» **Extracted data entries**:
'''

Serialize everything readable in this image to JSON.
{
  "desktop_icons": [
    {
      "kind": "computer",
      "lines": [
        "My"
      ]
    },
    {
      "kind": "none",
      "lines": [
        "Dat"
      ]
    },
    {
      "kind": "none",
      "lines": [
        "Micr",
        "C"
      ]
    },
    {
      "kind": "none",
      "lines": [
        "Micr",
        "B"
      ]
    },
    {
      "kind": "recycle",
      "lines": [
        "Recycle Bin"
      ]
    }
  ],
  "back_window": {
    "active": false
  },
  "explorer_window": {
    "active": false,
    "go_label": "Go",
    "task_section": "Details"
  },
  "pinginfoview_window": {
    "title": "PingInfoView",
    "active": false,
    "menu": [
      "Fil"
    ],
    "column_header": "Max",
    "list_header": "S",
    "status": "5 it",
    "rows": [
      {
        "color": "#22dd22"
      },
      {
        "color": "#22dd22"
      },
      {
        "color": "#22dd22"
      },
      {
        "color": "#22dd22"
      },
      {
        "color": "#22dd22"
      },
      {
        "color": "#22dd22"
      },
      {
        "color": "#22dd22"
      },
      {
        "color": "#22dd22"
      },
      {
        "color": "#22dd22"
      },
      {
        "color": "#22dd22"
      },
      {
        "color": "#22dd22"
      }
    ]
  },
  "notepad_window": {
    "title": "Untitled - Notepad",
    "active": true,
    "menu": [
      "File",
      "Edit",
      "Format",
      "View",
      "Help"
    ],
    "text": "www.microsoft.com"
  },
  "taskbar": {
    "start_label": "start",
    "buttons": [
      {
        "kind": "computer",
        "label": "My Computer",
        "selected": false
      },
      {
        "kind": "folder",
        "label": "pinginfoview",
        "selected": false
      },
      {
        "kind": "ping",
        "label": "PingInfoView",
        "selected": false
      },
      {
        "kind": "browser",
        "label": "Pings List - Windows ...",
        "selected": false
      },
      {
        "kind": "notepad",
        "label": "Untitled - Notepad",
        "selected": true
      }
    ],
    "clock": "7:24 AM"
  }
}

'''

» **Exercise description**: Find every line in the records above that contains the word "Untitled", and copy each one.

» **Answer to this exercise**:
    "title": "Untitled - Notepad",
        "label": "Untitled - Notepad",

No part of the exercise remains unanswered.